──────── RECORDS FOR THIS EXERCISE
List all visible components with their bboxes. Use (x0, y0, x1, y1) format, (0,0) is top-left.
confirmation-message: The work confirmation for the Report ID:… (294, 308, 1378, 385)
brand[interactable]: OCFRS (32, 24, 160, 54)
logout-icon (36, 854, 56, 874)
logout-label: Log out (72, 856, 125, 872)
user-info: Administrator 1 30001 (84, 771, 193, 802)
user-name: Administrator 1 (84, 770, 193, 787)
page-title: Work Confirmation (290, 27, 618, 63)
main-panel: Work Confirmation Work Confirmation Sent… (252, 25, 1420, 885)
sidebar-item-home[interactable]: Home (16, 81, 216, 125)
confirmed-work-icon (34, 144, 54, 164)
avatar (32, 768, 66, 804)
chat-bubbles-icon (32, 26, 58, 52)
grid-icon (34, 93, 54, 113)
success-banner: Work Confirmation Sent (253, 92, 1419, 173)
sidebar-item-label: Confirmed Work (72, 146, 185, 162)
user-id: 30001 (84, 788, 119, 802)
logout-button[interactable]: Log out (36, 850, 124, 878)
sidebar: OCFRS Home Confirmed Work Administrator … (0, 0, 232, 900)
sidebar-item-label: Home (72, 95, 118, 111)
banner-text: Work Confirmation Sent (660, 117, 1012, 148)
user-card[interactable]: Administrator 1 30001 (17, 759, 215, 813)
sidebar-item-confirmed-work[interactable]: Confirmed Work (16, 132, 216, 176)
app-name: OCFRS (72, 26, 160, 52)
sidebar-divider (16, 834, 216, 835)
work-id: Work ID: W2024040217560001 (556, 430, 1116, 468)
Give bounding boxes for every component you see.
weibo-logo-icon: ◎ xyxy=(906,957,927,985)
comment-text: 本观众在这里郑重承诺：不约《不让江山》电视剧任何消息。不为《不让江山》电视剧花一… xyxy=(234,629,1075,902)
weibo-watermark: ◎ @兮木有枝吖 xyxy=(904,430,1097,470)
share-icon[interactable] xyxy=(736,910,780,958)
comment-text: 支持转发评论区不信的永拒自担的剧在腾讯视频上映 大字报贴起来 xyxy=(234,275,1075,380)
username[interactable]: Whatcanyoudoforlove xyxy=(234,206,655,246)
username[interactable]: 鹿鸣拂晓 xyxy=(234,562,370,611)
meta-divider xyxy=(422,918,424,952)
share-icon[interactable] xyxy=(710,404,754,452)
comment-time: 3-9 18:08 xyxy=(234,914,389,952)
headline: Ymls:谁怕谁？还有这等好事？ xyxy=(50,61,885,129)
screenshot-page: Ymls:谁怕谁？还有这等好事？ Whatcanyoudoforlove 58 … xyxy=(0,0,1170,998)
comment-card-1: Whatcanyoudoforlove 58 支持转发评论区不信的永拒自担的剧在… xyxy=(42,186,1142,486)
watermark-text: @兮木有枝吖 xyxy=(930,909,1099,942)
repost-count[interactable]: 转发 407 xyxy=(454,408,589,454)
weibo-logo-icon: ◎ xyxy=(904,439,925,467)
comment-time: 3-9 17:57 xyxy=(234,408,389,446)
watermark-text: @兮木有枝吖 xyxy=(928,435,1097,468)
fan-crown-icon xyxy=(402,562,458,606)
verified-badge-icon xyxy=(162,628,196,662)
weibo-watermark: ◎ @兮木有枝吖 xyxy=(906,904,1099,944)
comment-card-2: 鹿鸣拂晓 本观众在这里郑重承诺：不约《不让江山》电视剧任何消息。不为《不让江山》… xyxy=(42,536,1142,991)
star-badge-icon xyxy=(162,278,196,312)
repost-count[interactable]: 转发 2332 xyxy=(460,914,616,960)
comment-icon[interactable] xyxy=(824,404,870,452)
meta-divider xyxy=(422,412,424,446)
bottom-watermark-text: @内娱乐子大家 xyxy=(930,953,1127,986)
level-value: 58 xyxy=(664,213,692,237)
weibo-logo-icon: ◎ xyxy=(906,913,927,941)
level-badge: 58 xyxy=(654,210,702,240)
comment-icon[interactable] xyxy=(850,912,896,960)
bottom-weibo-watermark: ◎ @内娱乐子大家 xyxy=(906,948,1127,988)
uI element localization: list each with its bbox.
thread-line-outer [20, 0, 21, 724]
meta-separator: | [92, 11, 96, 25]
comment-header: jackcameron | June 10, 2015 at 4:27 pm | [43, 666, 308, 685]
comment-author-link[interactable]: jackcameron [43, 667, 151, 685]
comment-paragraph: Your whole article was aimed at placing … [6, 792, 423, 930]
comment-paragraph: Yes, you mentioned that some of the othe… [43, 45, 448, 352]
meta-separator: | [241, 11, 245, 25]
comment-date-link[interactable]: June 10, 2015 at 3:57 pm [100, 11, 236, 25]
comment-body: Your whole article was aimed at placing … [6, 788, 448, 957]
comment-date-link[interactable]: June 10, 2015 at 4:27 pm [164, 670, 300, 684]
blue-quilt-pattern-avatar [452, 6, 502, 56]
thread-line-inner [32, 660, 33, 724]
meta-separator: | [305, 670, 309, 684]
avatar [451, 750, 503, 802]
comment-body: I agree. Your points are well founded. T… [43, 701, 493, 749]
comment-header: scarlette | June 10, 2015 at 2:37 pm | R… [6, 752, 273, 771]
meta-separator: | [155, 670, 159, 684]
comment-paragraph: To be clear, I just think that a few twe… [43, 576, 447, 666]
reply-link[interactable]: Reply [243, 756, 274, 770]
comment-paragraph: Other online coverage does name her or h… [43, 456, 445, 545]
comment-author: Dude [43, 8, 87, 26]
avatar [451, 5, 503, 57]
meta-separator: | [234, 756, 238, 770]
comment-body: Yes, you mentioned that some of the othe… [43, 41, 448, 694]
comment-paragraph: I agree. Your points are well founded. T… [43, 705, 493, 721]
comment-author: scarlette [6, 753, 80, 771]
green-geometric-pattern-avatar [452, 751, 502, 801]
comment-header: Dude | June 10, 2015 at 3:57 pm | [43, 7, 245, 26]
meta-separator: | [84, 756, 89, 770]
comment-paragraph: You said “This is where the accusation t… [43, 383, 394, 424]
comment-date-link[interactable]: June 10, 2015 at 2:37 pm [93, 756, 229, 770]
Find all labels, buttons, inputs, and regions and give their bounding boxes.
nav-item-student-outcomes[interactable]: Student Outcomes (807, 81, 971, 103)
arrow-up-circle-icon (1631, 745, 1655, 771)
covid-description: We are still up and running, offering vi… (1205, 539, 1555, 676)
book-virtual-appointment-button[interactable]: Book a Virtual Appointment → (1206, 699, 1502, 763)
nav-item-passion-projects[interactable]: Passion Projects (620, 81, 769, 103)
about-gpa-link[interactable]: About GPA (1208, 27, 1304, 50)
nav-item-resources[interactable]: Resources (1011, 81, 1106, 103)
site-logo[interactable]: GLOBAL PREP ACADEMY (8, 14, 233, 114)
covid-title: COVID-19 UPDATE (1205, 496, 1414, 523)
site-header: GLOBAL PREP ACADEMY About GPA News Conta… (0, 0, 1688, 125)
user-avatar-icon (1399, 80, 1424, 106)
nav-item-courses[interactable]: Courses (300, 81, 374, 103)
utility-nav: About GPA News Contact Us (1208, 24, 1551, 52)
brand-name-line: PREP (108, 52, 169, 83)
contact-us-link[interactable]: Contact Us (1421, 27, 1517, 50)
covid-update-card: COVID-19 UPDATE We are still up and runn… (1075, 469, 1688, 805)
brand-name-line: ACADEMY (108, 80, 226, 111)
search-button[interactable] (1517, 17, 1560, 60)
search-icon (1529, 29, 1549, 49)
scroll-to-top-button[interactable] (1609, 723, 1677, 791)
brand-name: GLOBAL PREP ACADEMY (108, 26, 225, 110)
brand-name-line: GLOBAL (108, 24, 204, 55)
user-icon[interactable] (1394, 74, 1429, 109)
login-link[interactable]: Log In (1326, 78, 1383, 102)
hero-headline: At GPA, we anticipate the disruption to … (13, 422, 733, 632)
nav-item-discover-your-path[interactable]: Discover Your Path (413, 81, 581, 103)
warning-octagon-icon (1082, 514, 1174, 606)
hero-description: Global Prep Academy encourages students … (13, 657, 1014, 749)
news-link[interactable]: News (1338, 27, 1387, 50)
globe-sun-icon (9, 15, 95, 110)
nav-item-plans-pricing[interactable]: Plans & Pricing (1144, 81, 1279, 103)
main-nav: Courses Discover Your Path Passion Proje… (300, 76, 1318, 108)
────────────────
[TASK STATEMENT] Render the lines of the material from the first one through the line containing "success-banner: Work Confirmation", inclusive, as a numbered list, leaving out any blank lines.

[THE ANSWER]
1. List all visible components with their bboxes. Use (x0, y0, x1, y1) format, (0,0) is top-left.
2. confirmation-message: The work confirmation for the Report ID:… (294, 308, 1378, 385)
3. brand[interactable]: OCFRS (32, 24, 160, 54)
4. logout-icon (36, 854, 56, 874)
5. logout-label: Log out (72, 856, 125, 872)
6. user-info: Administrator 1 30001 (84, 771, 193, 802)
7. user-name: Administrator 1 (84, 770, 193, 787)
8. page-title: Work Confirmation (290, 27, 618, 63)
9. main-panel: Work Confirmation Work Confirmation Sent… (252, 25, 1420, 885)
10. sidebar-item-home[interactable]: Home (16, 81, 216, 125)
11. confirmed-work-icon (34, 144, 54, 164)
12. avatar (32, 768, 66, 804)
13. chat-bubbles-icon (32, 26, 58, 52)
14. grid-icon (34, 93, 54, 113)
15. success-banner: Work Confirmation Sent (253, 92, 1419, 173)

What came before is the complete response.